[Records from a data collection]
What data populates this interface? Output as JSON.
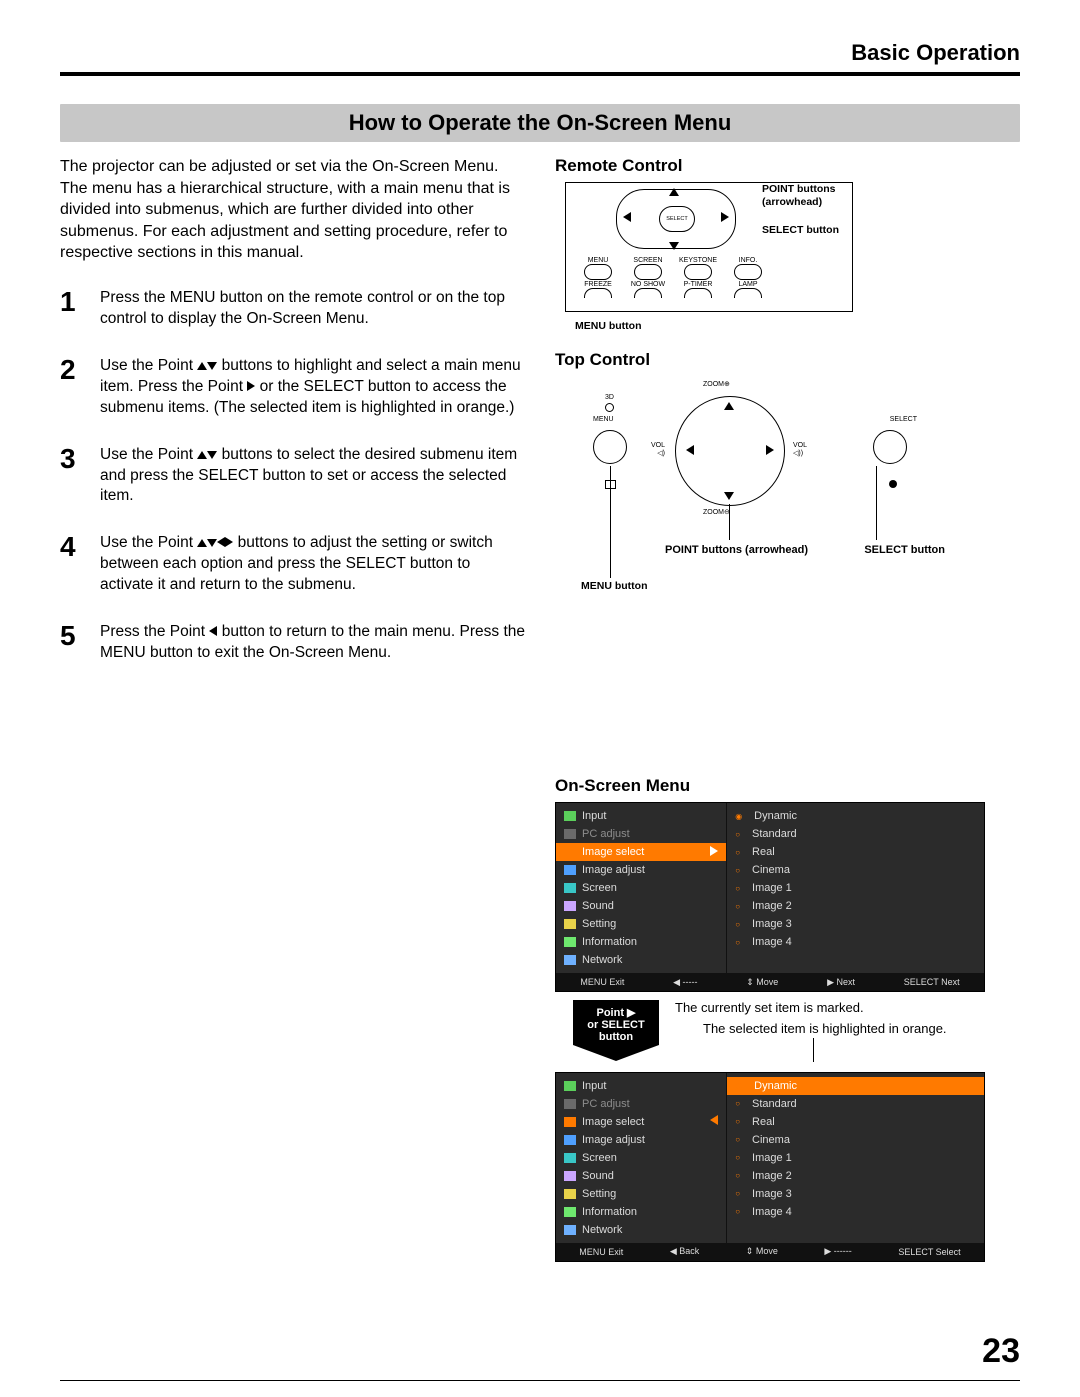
{
  "header": {
    "section": "Basic Operation"
  },
  "title": "How to Operate the On-Screen Menu",
  "intro": "The projector can be adjusted or set via the On-Screen Menu. The menu has a hierarchical structure, with a main menu that is divided into submenus, which are further divided into other submenus. For each adjustment and setting procedure, refer to respective sections in this manual.",
  "steps": [
    {
      "n": "1",
      "text": "Press the MENU button on the remote control or on the top control to display the On-Screen Menu."
    },
    {
      "n": "2",
      "pre": "Use the Point ",
      "mid": " buttons to highlight and select a main menu item. Press the Point ",
      "post": " or the SELECT button to access the submenu items. (The selected item is highlighted in orange.)"
    },
    {
      "n": "3",
      "pre": "Use the Point ",
      "post": " buttons to select the desired submenu item and press the SELECT button to set or access the selected item."
    },
    {
      "n": "4",
      "pre": "Use the Point ",
      "post": " buttons to adjust the setting or switch between each option and press the SELECT button to activate it and return to the submenu."
    },
    {
      "n": "5",
      "pre": "Press the Point ",
      "post": " button to return to the main menu. Press the MENU button to exit the On-Screen Menu."
    }
  ],
  "remote": {
    "heading": "Remote Control",
    "sel": "SELECT",
    "row1": [
      "MENU",
      "SCREEN",
      "KEYSTONE",
      "INFO."
    ],
    "row2": [
      "FREEZE",
      "NO SHOW",
      "P-TIMER",
      "LAMP"
    ],
    "callouts": {
      "point": "POINT buttons (arrowhead)",
      "select": "SELECT button",
      "menu": "MENU button"
    }
  },
  "top": {
    "heading": "Top Control",
    "labels": {
      "3d": "3D",
      "zoomin": "ZOOM⊕",
      "zoomout": "ZOOM⊖",
      "menu": "MENU",
      "select": "SELECT",
      "vol": "VOL"
    },
    "callouts": {
      "point": "POINT buttons (arrowhead)",
      "select": "SELECT button",
      "menu": "MENU button"
    }
  },
  "osm": {
    "heading": "On-Screen Menu",
    "left_items": [
      {
        "ic": "ic-green",
        "label": "Input"
      },
      {
        "ic": "ic-grey",
        "label": "PC adjust",
        "dim": true
      },
      {
        "ic": "ic-orange",
        "label": "Image select",
        "sel": true
      },
      {
        "ic": "ic-blue",
        "label": "Image adjust"
      },
      {
        "ic": "ic-teal",
        "label": "Screen"
      },
      {
        "ic": "ic-lav",
        "label": "Sound"
      },
      {
        "ic": "ic-yel",
        "label": "Setting"
      },
      {
        "ic": "ic-info",
        "label": "Information"
      },
      {
        "ic": "ic-net",
        "label": "Network"
      }
    ],
    "right_items": [
      "Dynamic",
      "Standard",
      "Real",
      "Cinema",
      "Image 1",
      "Image 2",
      "Image 3",
      "Image 4"
    ],
    "footer1": [
      "MENU Exit",
      "◀ -----",
      "⇕ Move",
      "▶ Next",
      "SELECT Next"
    ],
    "footer2": [
      "MENU Exit",
      "◀ Back",
      "⇕ Move",
      "▶ ------",
      "SELECT Select"
    ],
    "arrow_label": "Point ▶\nor SELECT\nbutton",
    "note_marked": "The currently set item is marked.",
    "note_selected": "The selected item is highlighted in orange."
  },
  "page_number": "23"
}
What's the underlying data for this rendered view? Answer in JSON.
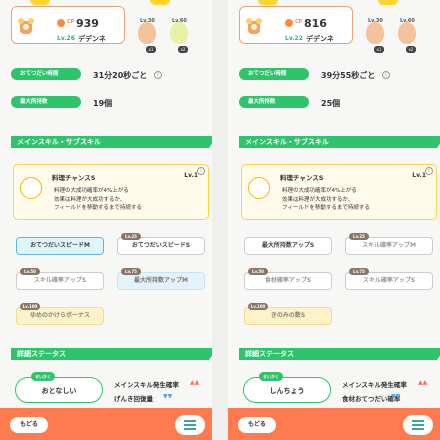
{
  "panels": [
    {
      "cp_label": "CP",
      "cp": "939",
      "level": "Lv.26",
      "name": "デデンネ",
      "ingredients": [
        {
          "lv": "Lv.30",
          "count": "x1",
          "color": "#f3c49c"
        },
        {
          "lv": "Lv.60",
          "count": "x2",
          "color": "#e8f0a6"
        }
      ],
      "stats": [
        {
          "label": "おてつだい時間",
          "value": "31分20秒ごと"
        },
        {
          "label": "最大所持数",
          "value": "19個"
        }
      ],
      "section_skill": "メインスキル・サブスキル",
      "skill": {
        "name": "料理チャンスS",
        "lv": "Lv.1",
        "desc": "料理の大成功確率が4%上がる\n効果は料理が大成功するか、\nフィールドを移動するまで持続する"
      },
      "subskills": [
        {
          "label": "おてつだいスピードM",
          "tag": "",
          "style": "active"
        },
        {
          "label": "おてつだいスピードS",
          "tag": "Lv.25",
          "style": "normal"
        },
        {
          "label": "スキル確率アップS",
          "tag": "Lv.50",
          "style": "locked"
        },
        {
          "label": "最大所持数アップM",
          "tag": "Lv.75",
          "style": "lightblue"
        },
        {
          "label": "ゆめのかけらボーナス",
          "tag": "Lv.100",
          "style": "gold"
        }
      ],
      "section_detail": "詳細ステータス",
      "nature_tag": "せいかく",
      "nature": "おとなしい",
      "effects": [
        {
          "label": "メインスキル発生確率",
          "dir": "up"
        },
        {
          "label": "げんき回復量",
          "dir": "down"
        }
      ],
      "back": "もどる"
    },
    {
      "cp_label": "CP",
      "cp": "816",
      "level": "Lv.22",
      "name": "デデンネ",
      "ingredients": [
        {
          "lv": "Lv.30",
          "count": "x1",
          "color": "#f3c49c"
        },
        {
          "lv": "Lv.60",
          "count": "x2",
          "color": "#f3c49c"
        }
      ],
      "stats": [
        {
          "label": "おてつだい時間",
          "value": "39分55秒ごと"
        },
        {
          "label": "最大所持数",
          "value": "25個"
        }
      ],
      "section_skill": "メインスキル・サブスキル",
      "skill": {
        "name": "料理チャンスS",
        "lv": "Lv.1",
        "desc": "料理の大成功確率が4%上がる\n効果は料理が大成功するか、\nフィールドを移動するまで持続する"
      },
      "subskills": [
        {
          "label": "最大所持数アップS",
          "tag": "",
          "style": "normal"
        },
        {
          "label": "スキル確率アップM",
          "tag": "Lv.25",
          "style": "locked"
        },
        {
          "label": "食材確率アップS",
          "tag": "Lv.50",
          "style": "locked"
        },
        {
          "label": "スキル確率アップS",
          "tag": "Lv.75",
          "style": "locked"
        },
        {
          "label": "きのみの数S",
          "tag": "Lv.100",
          "style": "gold"
        }
      ],
      "section_detail": "詳細ステータス",
      "nature_tag": "せいかく",
      "nature": "しんちょう",
      "effects": [
        {
          "label": "メインスキル発生確率",
          "dir": "up"
        },
        {
          "label": "食材おてつだい確率",
          "dir": "down"
        }
      ],
      "back": "もどる"
    }
  ]
}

— What you have to do —
Scan the listing above and copy all lines containing the word "each".

— Exercise solution —
  "intro": "The projector can be adjusted or set via the On-Screen Menu. The menu has a hierarchical structure, with a main menu that is divided into submenus, which are further divided into other submenus. For each adjustment and setting procedure, refer to respective sections in this manual.",
      "post": " buttons to adjust the setting or switch between each option and press the SELECT button to activate it and return to the submenu."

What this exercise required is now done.